DATA FOR THE TASK =
(begin)
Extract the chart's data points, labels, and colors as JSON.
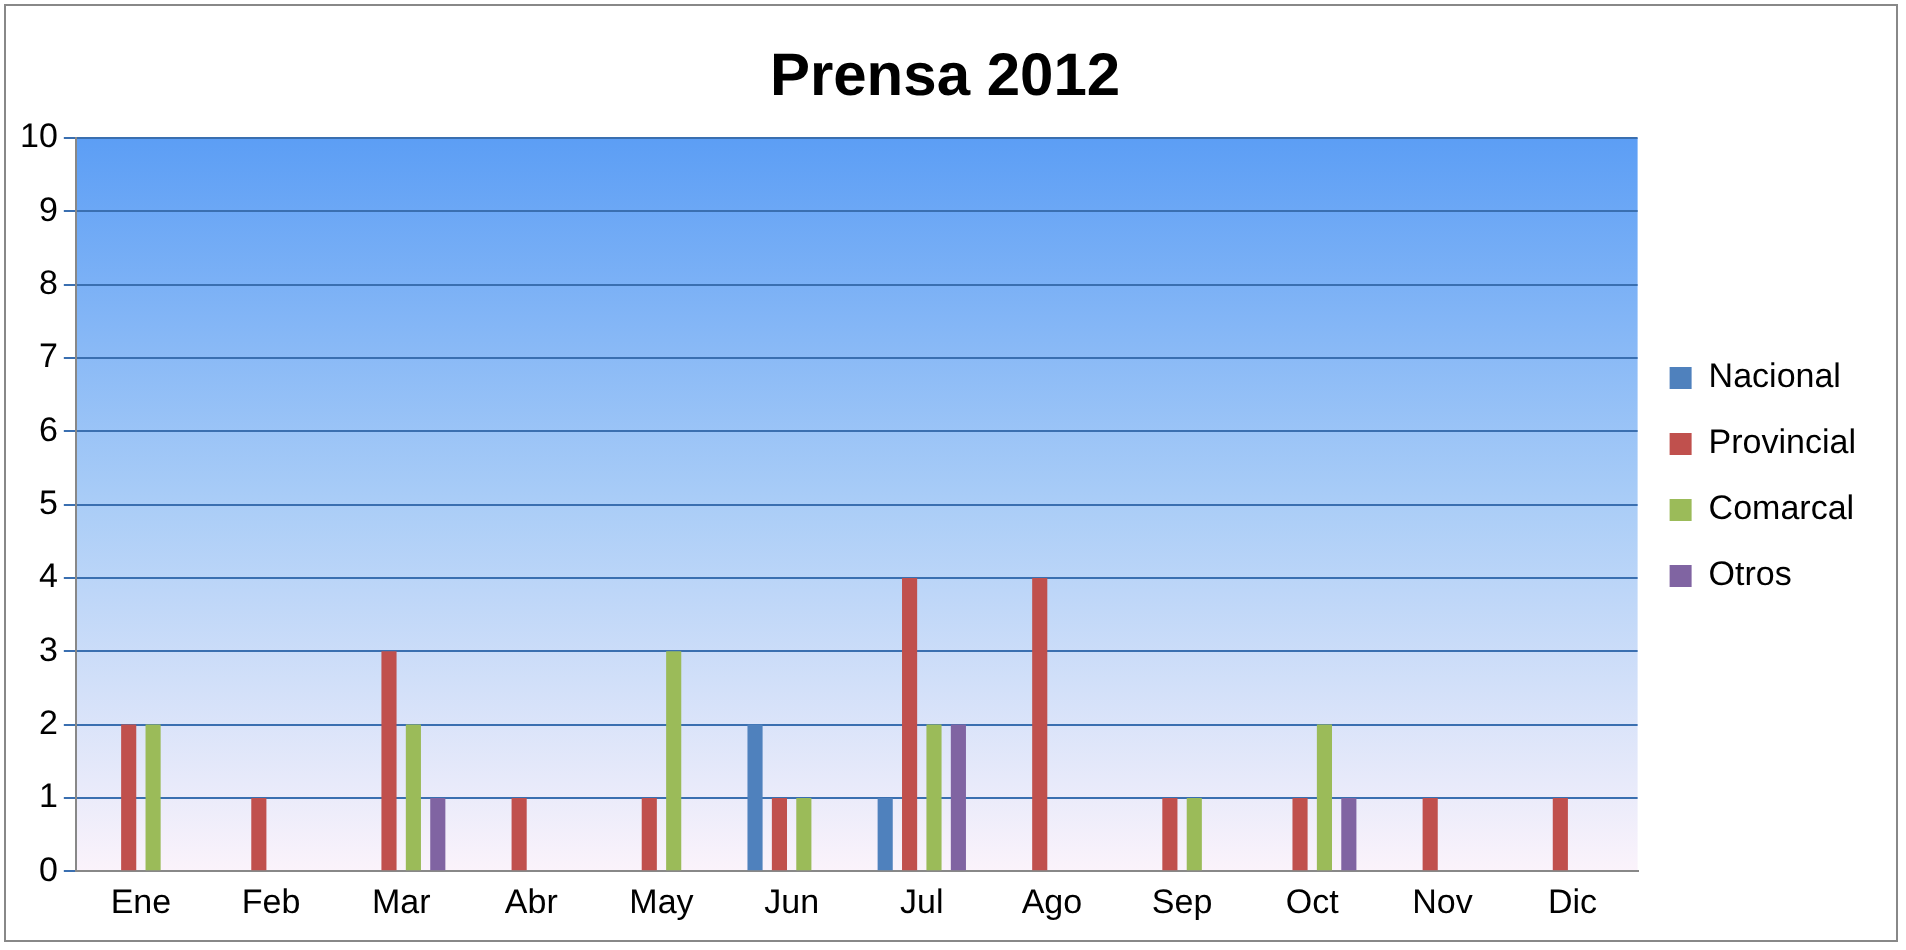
{
  "chart_data": {
    "type": "bar",
    "title": "Prensa 2012",
    "categories": [
      "Ene",
      "Feb",
      "Mar",
      "Abr",
      "May",
      "Jun",
      "Jul",
      "Ago",
      "Sep",
      "Oct",
      "Nov",
      "Dic"
    ],
    "series": [
      {
        "name": "Nacional",
        "color": "#4f81bd",
        "values": [
          0,
          0,
          0,
          0,
          0,
          2,
          1,
          0,
          0,
          0,
          0,
          0
        ]
      },
      {
        "name": "Provincial",
        "color": "#c0504d",
        "values": [
          2,
          1,
          3,
          1,
          1,
          1,
          4,
          4,
          1,
          1,
          1,
          1
        ]
      },
      {
        "name": "Comarcal",
        "color": "#9bbb59",
        "values": [
          2,
          0,
          2,
          0,
          3,
          1,
          2,
          0,
          1,
          2,
          0,
          0
        ]
      },
      {
        "name": "Otros",
        "color": "#8064a2",
        "values": [
          0,
          0,
          1,
          0,
          0,
          0,
          2,
          0,
          0,
          1,
          0,
          0
        ]
      }
    ],
    "ylim": [
      0,
      10
    ],
    "yticks": [
      0,
      1,
      2,
      3,
      4,
      5,
      6,
      7,
      8,
      9,
      10
    ],
    "grid": "y",
    "legend": "right"
  }
}
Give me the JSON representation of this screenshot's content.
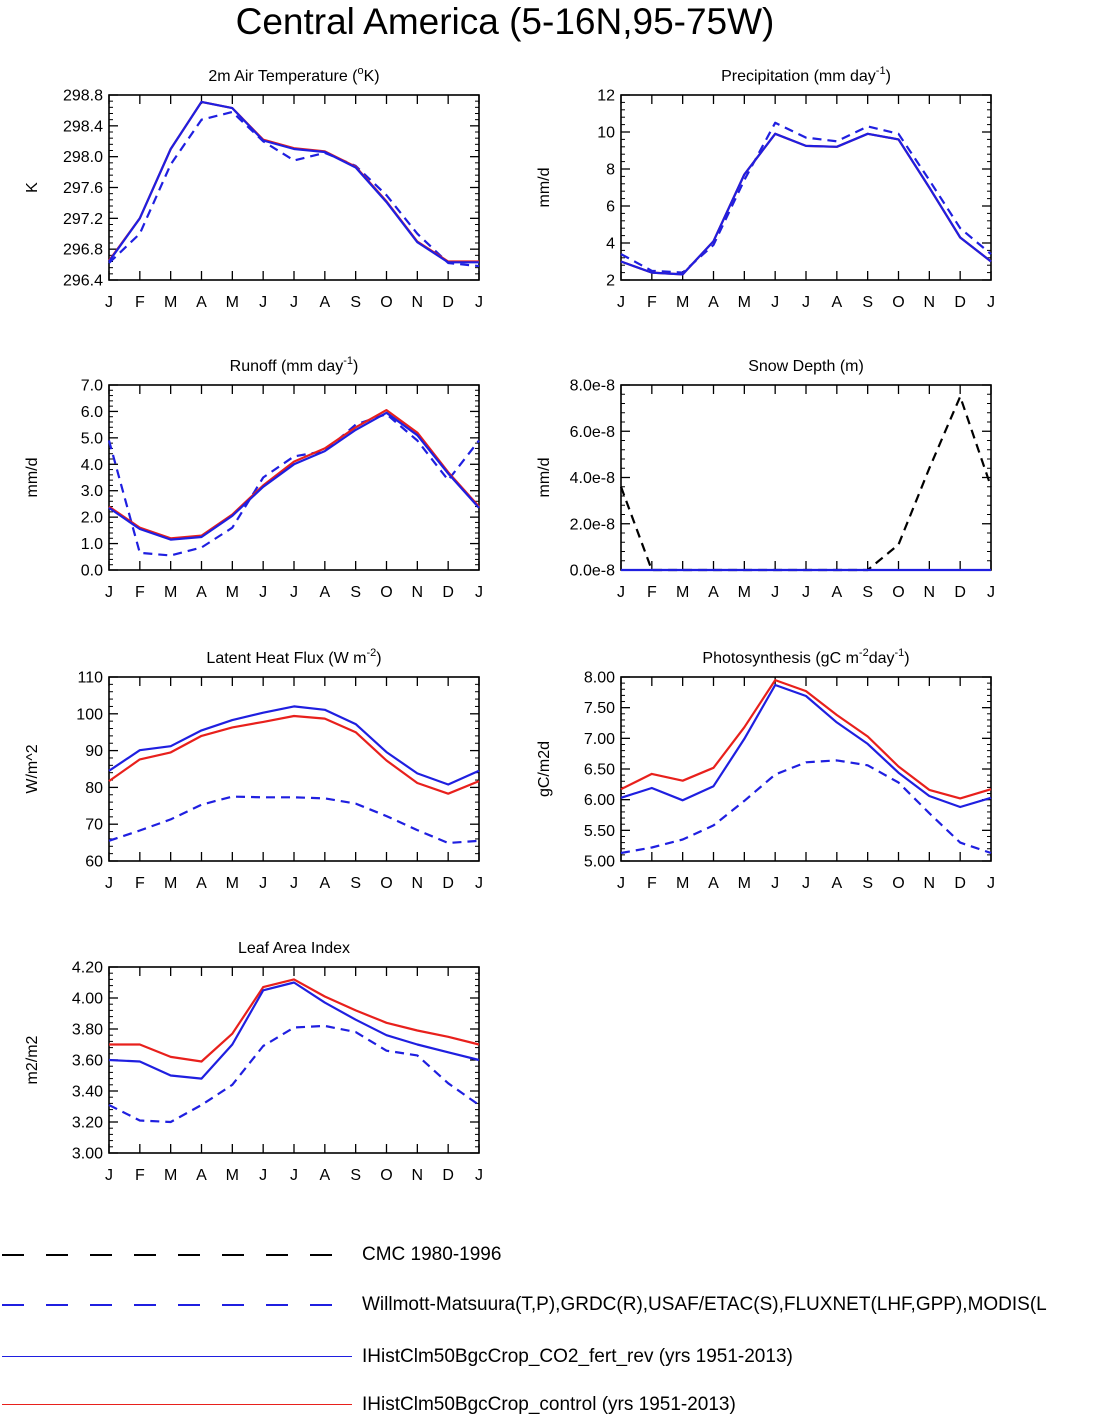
(end)
WHAT YOU NEED TO DO =
Pictures are not part of the copy; reproduce everything else in the records exactly.

RESULT OF THIS EXERCISE =
Extract the chart's data points, labels, and colors as JSON.
{
  "chart_data": {
    "type": "bar",
    "title": "Prensa 2012",
    "categories": [
      "Ene",
      "Feb",
      "Mar",
      "Abr",
      "May",
      "Jun",
      "Jul",
      "Ago",
      "Sep",
      "Oct",
      "Nov",
      "Dic"
    ],
    "series": [
      {
        "name": "Nacional",
        "color": "#4f81bd",
        "values": [
          0,
          0,
          0,
          0,
          0,
          2,
          1,
          0,
          0,
          0,
          0,
          0
        ]
      },
      {
        "name": "Provincial",
        "color": "#c0504d",
        "values": [
          2,
          1,
          3,
          1,
          1,
          1,
          4,
          4,
          1,
          1,
          1,
          1
        ]
      },
      {
        "name": "Comarcal",
        "color": "#9bbb59",
        "values": [
          2,
          0,
          2,
          0,
          3,
          1,
          2,
          0,
          1,
          2,
          0,
          0
        ]
      },
      {
        "name": "Otros",
        "color": "#8064a2",
        "values": [
          0,
          0,
          1,
          0,
          0,
          0,
          2,
          0,
          0,
          1,
          0,
          0
        ]
      }
    ],
    "ylim": [
      0,
      10
    ],
    "yticks": [
      0,
      1,
      2,
      3,
      4,
      5,
      6,
      7,
      8,
      9,
      10
    ],
    "grid": "y",
    "legend": "right"
  }
}
Give me the JSON representation of this screenshot's content.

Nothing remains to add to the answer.